Listed entries start

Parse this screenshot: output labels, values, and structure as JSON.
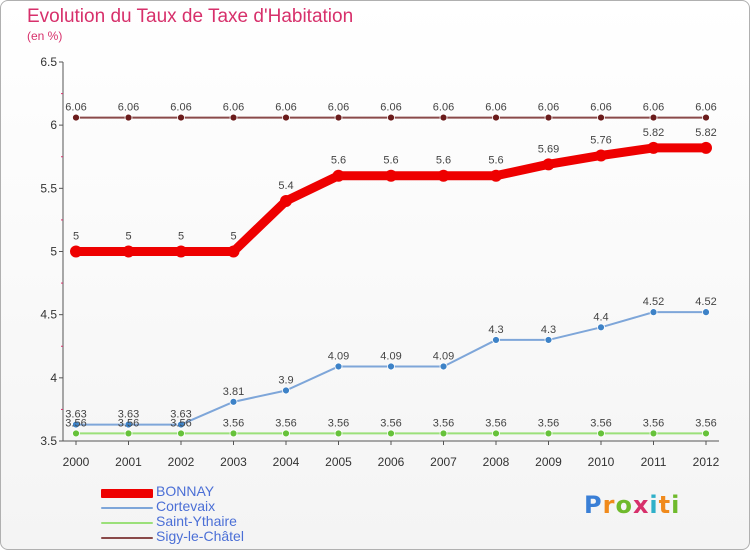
{
  "header": {
    "title": "Evolution du Taux de Taxe d'Habitation",
    "subtitle": "(en %)"
  },
  "logo": {
    "text": "Proxiti",
    "colors": [
      "#3a7fd6",
      "#f08a1c",
      "#6fba2c",
      "#d7306b",
      "#2fb0c9",
      "#f08a1c",
      "#6fba2c"
    ]
  },
  "colors": {
    "title": "#d7306b",
    "axis": "#555555",
    "grid": "#cfcfcf",
    "legend_text": "#4b6fd6"
  },
  "chart_data": {
    "type": "line",
    "title": "Evolution du Taux de Taxe d'Habitation",
    "ylabel": "(en %)",
    "xlabel": "",
    "ylim": [
      3.5,
      6.5
    ],
    "yticks": [
      "3.5",
      "4",
      "4.5",
      "5",
      "5.5",
      "6",
      "6.5"
    ],
    "grid": "none",
    "legend_position": "bottom-left",
    "x": [
      "2000",
      "2001",
      "2002",
      "2003",
      "2004",
      "2005",
      "2006",
      "2007",
      "2008",
      "2009",
      "2010",
      "2011",
      "2012"
    ],
    "series": [
      {
        "name": "BONNAY",
        "color": "#ee0000",
        "marker_color": "#ee0000",
        "thick": true,
        "values": [
          5,
          5,
          5,
          5,
          5.4,
          5.6,
          5.6,
          5.6,
          5.6,
          5.69,
          5.76,
          5.82,
          5.82
        ],
        "labels": [
          "5",
          "5",
          "5",
          "5",
          "5.4",
          "5.6",
          "5.6",
          "5.6",
          "5.6",
          "5.69",
          "5.76",
          "5.82",
          "5.82"
        ]
      },
      {
        "name": "Cortevaix",
        "color": "#7ea6d9",
        "marker_color": "#3d82c7",
        "thick": false,
        "values": [
          3.63,
          3.63,
          3.63,
          3.81,
          3.9,
          4.09,
          4.09,
          4.09,
          4.3,
          4.3,
          4.4,
          4.52,
          4.52
        ],
        "labels": [
          "3.63",
          "3.63",
          "3.63",
          "3.81",
          "3.9",
          "4.09",
          "4.09",
          "4.09",
          "4.3",
          "4.3",
          "4.4",
          "4.52",
          "4.52"
        ]
      },
      {
        "name": "Saint-Ythaire",
        "color": "#9be07a",
        "marker_color": "#66c23a",
        "thick": false,
        "values": [
          3.56,
          3.56,
          3.56,
          3.56,
          3.56,
          3.56,
          3.56,
          3.56,
          3.56,
          3.56,
          3.56,
          3.56,
          3.56
        ],
        "labels": [
          "3.56",
          "3.56",
          "3.56",
          "3.56",
          "3.56",
          "3.56",
          "3.56",
          "3.56",
          "3.56",
          "3.56",
          "3.56",
          "3.56",
          "3.56"
        ]
      },
      {
        "name": "Sigy-le-Châtel",
        "color": "#8a4a4a",
        "marker_color": "#6b1c1c",
        "thick": false,
        "values": [
          6.06,
          6.06,
          6.06,
          6.06,
          6.06,
          6.06,
          6.06,
          6.06,
          6.06,
          6.06,
          6.06,
          6.06,
          6.06
        ],
        "labels": [
          "6.06",
          "6.06",
          "6.06",
          "6.06",
          "6.06",
          "6.06",
          "6.06",
          "6.06",
          "6.06",
          "6.06",
          "6.06",
          "6.06",
          "6.06"
        ]
      }
    ]
  }
}
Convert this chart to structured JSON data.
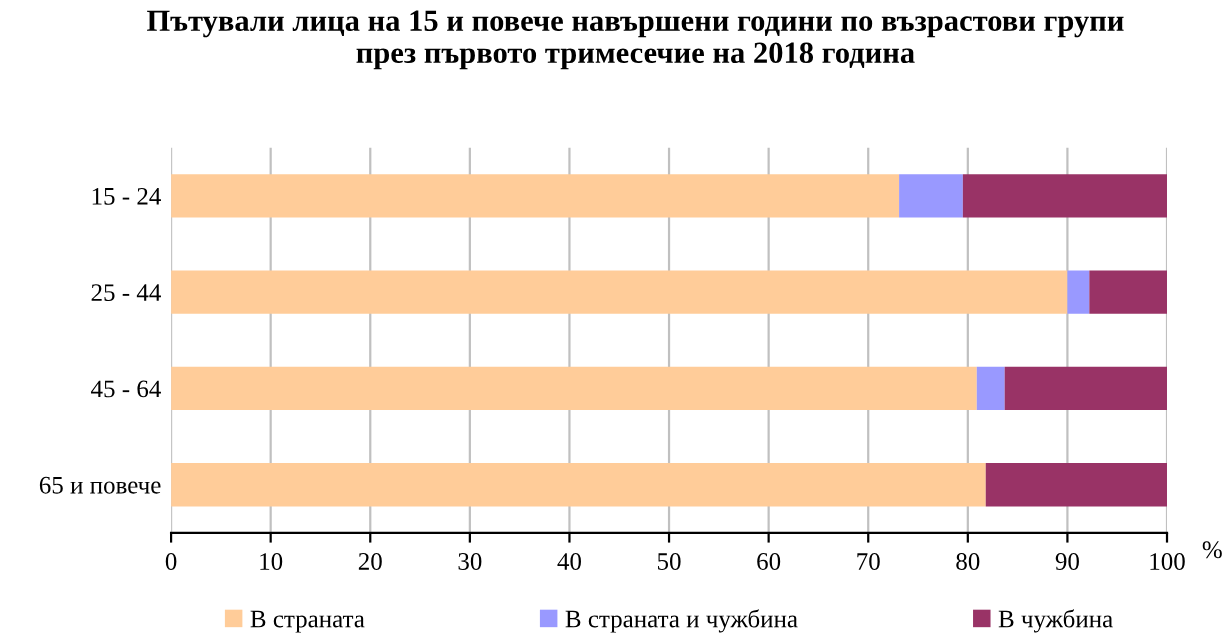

Listed entries end

▶ **Problem to work on**:
From the entries above, list each line with "JSON" in it.

▶ **Response to the task**:
Parse this screenshot: output labels, values, and structure as JSON.
Convert this chart to structured JSON data.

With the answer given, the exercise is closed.